### [Directions for this task]
Whenever a line below holds the word "heading", copy that line.

### [Dataset records]
--- START ---

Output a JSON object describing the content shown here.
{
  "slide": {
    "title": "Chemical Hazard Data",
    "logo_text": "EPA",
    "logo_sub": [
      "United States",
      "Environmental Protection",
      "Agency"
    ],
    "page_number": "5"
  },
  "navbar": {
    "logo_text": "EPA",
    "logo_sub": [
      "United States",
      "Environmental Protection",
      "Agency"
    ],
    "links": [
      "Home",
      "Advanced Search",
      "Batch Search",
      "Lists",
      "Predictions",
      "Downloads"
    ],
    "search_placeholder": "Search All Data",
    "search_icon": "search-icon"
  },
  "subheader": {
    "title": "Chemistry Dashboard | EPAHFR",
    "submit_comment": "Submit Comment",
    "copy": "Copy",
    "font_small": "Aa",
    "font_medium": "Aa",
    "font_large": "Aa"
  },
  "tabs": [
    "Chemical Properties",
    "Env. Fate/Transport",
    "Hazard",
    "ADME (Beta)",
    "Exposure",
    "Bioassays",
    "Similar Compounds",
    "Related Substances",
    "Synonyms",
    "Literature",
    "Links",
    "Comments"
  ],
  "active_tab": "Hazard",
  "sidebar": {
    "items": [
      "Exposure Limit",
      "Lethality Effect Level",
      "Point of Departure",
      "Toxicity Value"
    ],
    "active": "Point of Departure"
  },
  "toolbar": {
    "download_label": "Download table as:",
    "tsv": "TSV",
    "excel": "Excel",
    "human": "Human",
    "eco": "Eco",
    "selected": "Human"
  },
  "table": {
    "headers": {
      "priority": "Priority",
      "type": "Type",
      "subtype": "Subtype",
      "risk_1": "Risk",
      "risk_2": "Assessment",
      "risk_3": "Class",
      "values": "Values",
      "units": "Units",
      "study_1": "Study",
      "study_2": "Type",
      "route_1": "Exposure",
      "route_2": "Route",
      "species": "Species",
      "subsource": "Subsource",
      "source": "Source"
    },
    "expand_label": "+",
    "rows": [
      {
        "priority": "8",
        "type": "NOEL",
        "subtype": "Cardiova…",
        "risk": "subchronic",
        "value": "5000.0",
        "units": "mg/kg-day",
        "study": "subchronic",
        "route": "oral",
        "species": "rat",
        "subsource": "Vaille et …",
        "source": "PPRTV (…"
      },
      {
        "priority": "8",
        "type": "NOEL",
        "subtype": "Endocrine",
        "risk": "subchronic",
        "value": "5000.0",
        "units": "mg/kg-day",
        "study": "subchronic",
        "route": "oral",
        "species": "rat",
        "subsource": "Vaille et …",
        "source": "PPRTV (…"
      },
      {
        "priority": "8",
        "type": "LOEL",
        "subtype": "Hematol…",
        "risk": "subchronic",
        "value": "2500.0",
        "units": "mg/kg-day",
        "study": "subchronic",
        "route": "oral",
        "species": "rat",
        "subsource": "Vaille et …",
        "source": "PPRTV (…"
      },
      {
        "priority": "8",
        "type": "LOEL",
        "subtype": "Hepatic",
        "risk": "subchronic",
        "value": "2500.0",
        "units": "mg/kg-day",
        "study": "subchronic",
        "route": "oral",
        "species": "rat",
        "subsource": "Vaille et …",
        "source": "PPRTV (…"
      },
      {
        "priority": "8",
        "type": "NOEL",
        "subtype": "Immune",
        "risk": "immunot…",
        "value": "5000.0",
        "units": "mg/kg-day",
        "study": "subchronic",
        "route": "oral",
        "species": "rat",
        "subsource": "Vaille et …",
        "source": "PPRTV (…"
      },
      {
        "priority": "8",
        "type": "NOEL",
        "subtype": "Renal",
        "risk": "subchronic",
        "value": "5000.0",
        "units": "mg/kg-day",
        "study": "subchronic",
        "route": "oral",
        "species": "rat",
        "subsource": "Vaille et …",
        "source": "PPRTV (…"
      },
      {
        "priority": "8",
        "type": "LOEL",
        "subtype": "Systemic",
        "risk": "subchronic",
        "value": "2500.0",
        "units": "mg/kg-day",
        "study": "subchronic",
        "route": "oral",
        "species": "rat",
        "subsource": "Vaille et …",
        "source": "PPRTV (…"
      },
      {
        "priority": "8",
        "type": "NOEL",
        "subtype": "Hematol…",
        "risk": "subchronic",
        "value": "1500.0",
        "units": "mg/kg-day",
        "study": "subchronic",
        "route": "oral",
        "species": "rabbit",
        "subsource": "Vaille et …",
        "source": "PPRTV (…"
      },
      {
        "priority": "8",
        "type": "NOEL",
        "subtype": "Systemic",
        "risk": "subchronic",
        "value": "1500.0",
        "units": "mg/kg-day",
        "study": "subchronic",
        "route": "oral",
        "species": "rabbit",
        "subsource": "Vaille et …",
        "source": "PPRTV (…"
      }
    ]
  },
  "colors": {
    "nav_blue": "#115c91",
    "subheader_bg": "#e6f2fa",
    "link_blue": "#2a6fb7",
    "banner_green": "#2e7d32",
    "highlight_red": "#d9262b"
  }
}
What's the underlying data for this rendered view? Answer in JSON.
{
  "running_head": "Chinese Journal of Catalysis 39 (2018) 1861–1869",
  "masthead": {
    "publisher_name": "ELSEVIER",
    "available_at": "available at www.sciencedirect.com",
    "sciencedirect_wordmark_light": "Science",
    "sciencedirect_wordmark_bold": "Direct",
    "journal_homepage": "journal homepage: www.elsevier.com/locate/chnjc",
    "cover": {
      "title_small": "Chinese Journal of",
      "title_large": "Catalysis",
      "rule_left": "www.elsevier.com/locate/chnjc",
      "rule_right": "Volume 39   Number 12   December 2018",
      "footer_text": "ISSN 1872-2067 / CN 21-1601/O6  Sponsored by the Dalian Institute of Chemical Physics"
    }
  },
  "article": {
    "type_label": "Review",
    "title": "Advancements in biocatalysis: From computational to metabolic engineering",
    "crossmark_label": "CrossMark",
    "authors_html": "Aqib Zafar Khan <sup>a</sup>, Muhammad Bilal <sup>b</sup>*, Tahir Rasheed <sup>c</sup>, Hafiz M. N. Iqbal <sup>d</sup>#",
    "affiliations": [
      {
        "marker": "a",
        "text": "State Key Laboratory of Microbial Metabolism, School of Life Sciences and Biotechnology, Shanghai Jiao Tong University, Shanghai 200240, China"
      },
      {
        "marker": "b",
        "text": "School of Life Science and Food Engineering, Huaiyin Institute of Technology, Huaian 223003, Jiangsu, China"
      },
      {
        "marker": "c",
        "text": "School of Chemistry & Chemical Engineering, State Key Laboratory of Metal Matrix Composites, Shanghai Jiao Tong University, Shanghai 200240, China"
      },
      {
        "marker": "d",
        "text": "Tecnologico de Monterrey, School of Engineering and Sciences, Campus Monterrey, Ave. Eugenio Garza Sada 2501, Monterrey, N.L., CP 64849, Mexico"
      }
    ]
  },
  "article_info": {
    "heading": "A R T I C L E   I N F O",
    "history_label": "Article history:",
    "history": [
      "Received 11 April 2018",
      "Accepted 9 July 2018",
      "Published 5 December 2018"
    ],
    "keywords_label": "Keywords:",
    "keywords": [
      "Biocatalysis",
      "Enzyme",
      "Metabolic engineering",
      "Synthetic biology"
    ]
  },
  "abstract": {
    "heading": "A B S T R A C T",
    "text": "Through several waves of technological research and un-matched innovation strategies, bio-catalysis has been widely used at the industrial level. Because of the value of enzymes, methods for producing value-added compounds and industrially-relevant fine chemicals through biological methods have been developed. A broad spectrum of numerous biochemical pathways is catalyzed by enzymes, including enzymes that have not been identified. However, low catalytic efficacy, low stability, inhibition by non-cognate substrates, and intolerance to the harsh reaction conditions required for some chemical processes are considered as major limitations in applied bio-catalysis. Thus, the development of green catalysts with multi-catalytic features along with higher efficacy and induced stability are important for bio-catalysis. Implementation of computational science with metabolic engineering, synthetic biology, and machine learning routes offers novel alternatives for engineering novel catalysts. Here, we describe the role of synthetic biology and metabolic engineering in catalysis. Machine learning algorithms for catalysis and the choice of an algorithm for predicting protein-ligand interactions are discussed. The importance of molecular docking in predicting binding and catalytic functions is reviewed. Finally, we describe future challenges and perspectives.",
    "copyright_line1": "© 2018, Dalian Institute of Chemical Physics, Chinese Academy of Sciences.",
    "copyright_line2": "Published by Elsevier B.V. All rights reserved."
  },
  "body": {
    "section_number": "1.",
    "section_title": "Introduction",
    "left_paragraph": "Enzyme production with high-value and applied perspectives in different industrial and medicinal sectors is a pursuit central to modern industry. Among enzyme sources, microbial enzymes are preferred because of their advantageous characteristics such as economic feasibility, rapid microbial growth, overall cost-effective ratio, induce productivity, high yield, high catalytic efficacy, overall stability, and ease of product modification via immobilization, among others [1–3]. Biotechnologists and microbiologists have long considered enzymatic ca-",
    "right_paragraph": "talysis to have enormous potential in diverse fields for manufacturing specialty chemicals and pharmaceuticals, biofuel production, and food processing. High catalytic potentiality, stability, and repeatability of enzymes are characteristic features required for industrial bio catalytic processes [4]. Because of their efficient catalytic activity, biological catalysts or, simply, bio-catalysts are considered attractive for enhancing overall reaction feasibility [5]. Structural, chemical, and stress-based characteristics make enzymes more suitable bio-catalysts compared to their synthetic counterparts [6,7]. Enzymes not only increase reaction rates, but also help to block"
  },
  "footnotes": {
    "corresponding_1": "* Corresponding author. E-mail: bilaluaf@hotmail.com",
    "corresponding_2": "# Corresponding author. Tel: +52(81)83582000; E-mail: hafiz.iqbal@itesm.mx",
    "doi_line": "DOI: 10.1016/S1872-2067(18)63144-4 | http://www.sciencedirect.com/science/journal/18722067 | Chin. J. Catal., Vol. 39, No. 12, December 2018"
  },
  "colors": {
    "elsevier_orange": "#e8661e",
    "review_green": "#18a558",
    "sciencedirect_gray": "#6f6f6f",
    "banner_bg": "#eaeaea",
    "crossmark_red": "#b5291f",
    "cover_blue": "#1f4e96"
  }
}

--- END ---

### [Finished exercise]
    "heading": "A R T I C L E   I N F O",
    "heading": "A B S T R A C T",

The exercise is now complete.